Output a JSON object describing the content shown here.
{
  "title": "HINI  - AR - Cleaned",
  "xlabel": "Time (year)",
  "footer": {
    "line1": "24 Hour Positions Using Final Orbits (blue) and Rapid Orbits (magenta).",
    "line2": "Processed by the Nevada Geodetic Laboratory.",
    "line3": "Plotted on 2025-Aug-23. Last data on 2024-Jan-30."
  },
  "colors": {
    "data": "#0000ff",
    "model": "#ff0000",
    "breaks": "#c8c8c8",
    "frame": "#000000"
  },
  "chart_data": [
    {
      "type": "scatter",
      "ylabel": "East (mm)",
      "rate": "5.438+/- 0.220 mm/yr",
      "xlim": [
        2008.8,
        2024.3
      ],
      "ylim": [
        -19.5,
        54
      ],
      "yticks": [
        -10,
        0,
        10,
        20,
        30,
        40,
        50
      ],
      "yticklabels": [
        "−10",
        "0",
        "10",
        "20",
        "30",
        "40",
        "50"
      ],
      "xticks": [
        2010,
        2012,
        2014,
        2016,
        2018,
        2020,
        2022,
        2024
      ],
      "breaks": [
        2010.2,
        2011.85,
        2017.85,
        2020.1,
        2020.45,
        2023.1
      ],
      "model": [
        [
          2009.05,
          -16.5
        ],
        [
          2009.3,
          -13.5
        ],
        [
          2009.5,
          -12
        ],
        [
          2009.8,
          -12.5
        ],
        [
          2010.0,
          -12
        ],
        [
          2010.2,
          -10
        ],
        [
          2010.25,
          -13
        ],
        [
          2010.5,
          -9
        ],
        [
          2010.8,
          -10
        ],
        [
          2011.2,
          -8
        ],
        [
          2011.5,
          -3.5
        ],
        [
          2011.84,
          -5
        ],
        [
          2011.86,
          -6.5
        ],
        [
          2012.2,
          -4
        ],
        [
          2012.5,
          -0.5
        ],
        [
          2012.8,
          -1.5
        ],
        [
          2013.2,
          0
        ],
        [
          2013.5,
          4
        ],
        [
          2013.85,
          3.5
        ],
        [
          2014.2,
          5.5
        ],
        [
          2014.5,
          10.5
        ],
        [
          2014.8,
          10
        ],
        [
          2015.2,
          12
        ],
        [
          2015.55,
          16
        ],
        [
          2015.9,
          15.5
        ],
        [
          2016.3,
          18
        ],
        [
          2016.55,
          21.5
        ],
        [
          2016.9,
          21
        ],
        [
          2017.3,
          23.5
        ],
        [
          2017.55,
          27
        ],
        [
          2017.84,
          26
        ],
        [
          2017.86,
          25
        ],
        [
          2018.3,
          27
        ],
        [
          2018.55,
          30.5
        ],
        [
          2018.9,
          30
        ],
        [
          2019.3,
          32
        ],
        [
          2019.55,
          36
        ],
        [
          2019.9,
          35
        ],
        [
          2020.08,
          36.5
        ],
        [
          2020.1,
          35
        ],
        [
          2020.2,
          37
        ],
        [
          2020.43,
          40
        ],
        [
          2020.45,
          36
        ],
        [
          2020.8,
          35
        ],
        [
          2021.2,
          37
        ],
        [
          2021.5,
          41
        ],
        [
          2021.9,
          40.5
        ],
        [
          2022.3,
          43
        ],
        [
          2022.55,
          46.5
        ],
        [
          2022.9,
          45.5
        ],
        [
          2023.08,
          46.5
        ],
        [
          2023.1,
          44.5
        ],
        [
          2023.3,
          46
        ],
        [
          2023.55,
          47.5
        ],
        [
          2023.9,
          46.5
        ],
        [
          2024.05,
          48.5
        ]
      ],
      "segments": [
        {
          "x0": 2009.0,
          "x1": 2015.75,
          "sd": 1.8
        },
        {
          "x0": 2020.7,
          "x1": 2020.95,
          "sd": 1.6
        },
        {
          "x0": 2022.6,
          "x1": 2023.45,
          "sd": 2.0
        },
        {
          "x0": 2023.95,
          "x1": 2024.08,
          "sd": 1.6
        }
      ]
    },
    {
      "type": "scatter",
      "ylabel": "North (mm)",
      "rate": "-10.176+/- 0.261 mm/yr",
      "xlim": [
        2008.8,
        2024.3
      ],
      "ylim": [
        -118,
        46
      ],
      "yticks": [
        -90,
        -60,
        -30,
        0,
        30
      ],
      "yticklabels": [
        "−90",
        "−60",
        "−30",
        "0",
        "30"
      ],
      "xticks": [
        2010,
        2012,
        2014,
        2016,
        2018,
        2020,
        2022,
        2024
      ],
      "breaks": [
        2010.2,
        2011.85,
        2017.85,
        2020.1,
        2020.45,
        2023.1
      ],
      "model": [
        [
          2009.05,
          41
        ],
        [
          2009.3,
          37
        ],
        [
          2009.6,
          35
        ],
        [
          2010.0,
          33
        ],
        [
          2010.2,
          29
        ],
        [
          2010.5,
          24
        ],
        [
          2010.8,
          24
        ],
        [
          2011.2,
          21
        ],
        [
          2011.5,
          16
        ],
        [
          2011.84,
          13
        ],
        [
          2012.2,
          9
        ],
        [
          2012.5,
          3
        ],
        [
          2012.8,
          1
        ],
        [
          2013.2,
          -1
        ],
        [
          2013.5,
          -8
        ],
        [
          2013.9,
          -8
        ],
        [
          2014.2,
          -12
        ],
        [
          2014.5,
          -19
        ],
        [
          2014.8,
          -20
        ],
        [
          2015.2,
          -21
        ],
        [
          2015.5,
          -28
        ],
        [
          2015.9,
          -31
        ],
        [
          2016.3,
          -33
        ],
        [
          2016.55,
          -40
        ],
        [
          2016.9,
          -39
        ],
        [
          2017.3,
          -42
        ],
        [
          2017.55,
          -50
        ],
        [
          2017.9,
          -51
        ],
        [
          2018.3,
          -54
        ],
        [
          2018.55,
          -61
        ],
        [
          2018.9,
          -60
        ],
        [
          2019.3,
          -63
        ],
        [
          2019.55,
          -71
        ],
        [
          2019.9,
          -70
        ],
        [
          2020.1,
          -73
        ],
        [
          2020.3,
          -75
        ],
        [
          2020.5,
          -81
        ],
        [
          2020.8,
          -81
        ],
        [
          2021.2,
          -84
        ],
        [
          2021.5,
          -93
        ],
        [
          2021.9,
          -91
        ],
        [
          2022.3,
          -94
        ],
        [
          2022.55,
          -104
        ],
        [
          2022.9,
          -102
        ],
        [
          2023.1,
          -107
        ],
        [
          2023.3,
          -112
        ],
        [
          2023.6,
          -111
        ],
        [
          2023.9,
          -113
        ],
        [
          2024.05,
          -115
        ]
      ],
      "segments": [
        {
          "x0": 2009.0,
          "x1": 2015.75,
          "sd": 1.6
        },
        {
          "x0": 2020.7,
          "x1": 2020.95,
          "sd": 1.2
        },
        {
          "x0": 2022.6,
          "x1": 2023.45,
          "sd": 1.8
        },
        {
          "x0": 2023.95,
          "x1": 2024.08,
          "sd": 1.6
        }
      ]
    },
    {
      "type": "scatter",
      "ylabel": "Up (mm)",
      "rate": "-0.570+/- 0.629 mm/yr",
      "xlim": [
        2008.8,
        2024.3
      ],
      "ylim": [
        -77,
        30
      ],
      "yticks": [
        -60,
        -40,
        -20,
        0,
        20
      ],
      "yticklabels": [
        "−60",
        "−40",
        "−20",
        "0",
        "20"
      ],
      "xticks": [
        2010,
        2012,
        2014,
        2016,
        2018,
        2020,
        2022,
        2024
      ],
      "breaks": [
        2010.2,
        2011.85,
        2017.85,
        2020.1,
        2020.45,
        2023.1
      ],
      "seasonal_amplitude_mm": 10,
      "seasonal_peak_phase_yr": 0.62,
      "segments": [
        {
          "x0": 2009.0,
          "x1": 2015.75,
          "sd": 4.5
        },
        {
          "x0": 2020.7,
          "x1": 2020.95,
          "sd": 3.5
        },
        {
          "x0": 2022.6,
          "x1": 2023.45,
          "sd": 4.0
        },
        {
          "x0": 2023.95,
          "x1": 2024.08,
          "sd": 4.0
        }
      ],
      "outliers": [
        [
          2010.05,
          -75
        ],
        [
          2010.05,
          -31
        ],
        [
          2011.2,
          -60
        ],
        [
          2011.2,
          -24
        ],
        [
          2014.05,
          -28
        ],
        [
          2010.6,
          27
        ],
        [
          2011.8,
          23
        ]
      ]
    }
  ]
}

※ ※ ※

Work instructions =>
Where a line in the entries holds the word "rate", copy that line.

Solution to this task =>
      "rate": "5.438+/- 0.220 mm/yr",
      "rate": "-10.176+/- 0.261 mm/yr",
      "rate": "-0.570+/- 0.629 mm/yr",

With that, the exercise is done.